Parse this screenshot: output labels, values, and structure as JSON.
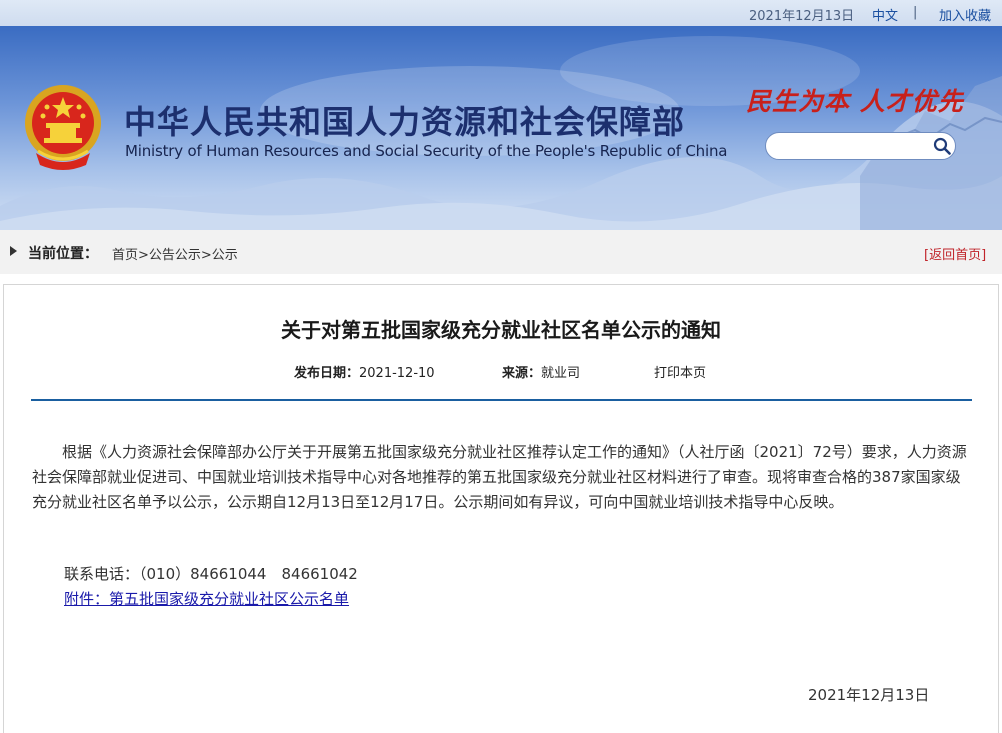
{
  "topbar": {
    "date": "2021年12月13日",
    "lang": "中文",
    "separator": "|",
    "favorite": "加入收藏"
  },
  "header": {
    "title_cn": "中华人民共和国人力资源和社会保障部",
    "title_en": "Ministry of Human Resources and Social Security of the People's Republic of China",
    "slogan": "民生为本 人才优先",
    "search": {
      "value": "",
      "placeholder": ""
    },
    "icons": {
      "emblem": "national-emblem-icon",
      "search": "search-icon"
    },
    "colors": {
      "title": "#1c2f6e",
      "slogan": "#c8201b"
    }
  },
  "breadcrumb": {
    "label": "当前位置：",
    "path": "首页>公告公示>公示",
    "back": "[返回首页]"
  },
  "article": {
    "title": "关于对第五批国家级充分就业社区名单公示的通知",
    "publish_label": "发布日期：",
    "publish_date": "2021-12-10",
    "source_label": "来源：",
    "source": "就业司",
    "print": "打印本页",
    "body": "根据《人力资源社会保障部办公厅关于开展第五批国家级充分就业社区推荐认定工作的通知》（人社厅函〔2021〕72号）要求，人力资源社会保障部就业促进司、中国就业培训技术指导中心对各地推荐的第五批国家级充分就业社区材料进行了审查。现将审查合格的387家国家级充分就业社区名单予以公示，公示期自12月13日至12月17日。公示期间如有异议，可向中国就业培训技术指导中心反映。",
    "contact": "联系电话：（010）84661044　84661042",
    "attachment": "附件：第五批国家级充分就业社区公示名单",
    "sign_date": "2021年12月13日"
  }
}
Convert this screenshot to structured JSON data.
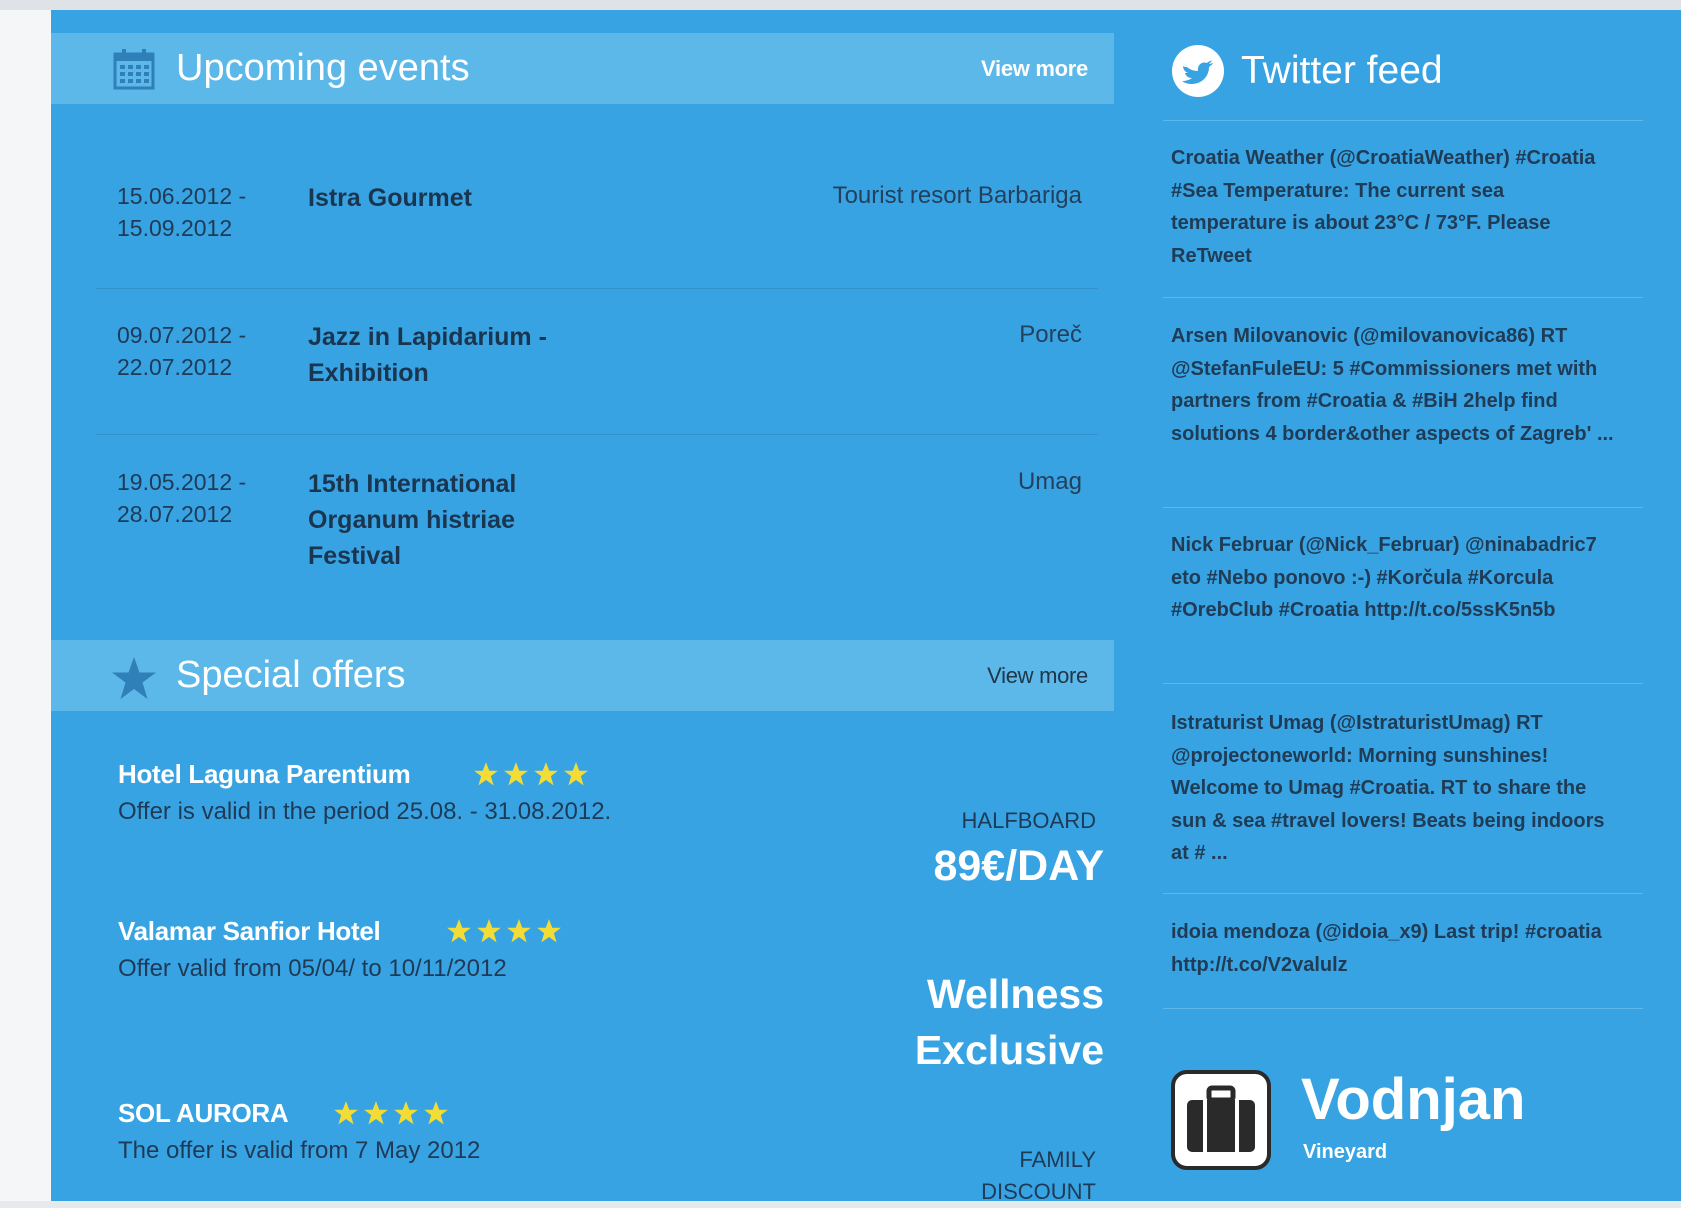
{
  "events": {
    "title": "Upcoming events",
    "view_more": "View more",
    "items": [
      {
        "date": "15.06.2012 -\n15.09.2012",
        "name": "Istra Gourmet",
        "location": "Tourist resort Barbariga"
      },
      {
        "date": "09.07.2012 -\n22.07.2012",
        "name": "Jazz in Lapidarium -\nExhibition",
        "location": "Poreč"
      },
      {
        "date": "19.05.2012 -\n28.07.2012",
        "name": "15th International\nOrganum histriae\nFestival",
        "location": "Umag"
      }
    ]
  },
  "offers": {
    "title": "Special offers",
    "view_more": "View more",
    "items": [
      {
        "name": "Hotel Laguna Parentium",
        "stars": 4,
        "description": "Offer is valid in the period 25.08. - 31.08.2012.",
        "label": "HALFBOARD",
        "price": "89€/DAY"
      },
      {
        "name": "Valamar Sanfior Hotel",
        "stars": 4,
        "description": "Offer valid from 05/04/ to 10/11/2012",
        "price": "Wellness\nExclusive"
      },
      {
        "name": "SOL AURORA",
        "stars": 4,
        "description": "The offer is valid from 7 May 2012",
        "label": "FAMILY\nDISCOUNT"
      }
    ]
  },
  "twitter": {
    "title": "Twitter feed",
    "tweets": [
      "Croatia Weather (@CroatiaWeather) #Croatia #Sea Temperature: The current sea temperature is about 23°C / 73°F. Please ReTweet",
      "Arsen Milovanovic (@milovanovica86) RT @StefanFuleEU: 5 #Commissioners met with partners from #Croatia & #BiH 2help find solutions 4 border&other aspects of Zagreb' ...",
      "Nick Februar (@Nick_Februar) @ninabadric7 eto #Nebo ponovo :-) #Korčula #Korcula #OrebClub #Croatia http://t.co/5ssK5n5b",
      "Istraturist Umag (@IstraturistUmag) RT @projectoneworld: Morning sunshines! Welcome to Umag #Croatia. RT to share the sun & sea #travel lovers! Beats being indoors at # ...",
      "idoia mendoza (@idoia_x9) Last trip! #croatia http://t.co/V2valulz"
    ]
  },
  "brand": {
    "name": "Vodnjan",
    "subtitle": "Vineyard"
  },
  "colors": {
    "background": "#38a3e2",
    "header_band": "#5cb8e8",
    "star": "#f2dc35",
    "dark_text": "#1f3a56"
  }
}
........
### [PROBLEM STATEMENT]
Which lines include the word "price"? List them all.

### [EXERCISE OUTPUT]
        "price": "89€/DAY"
        "price": "Wellness\nExclusive"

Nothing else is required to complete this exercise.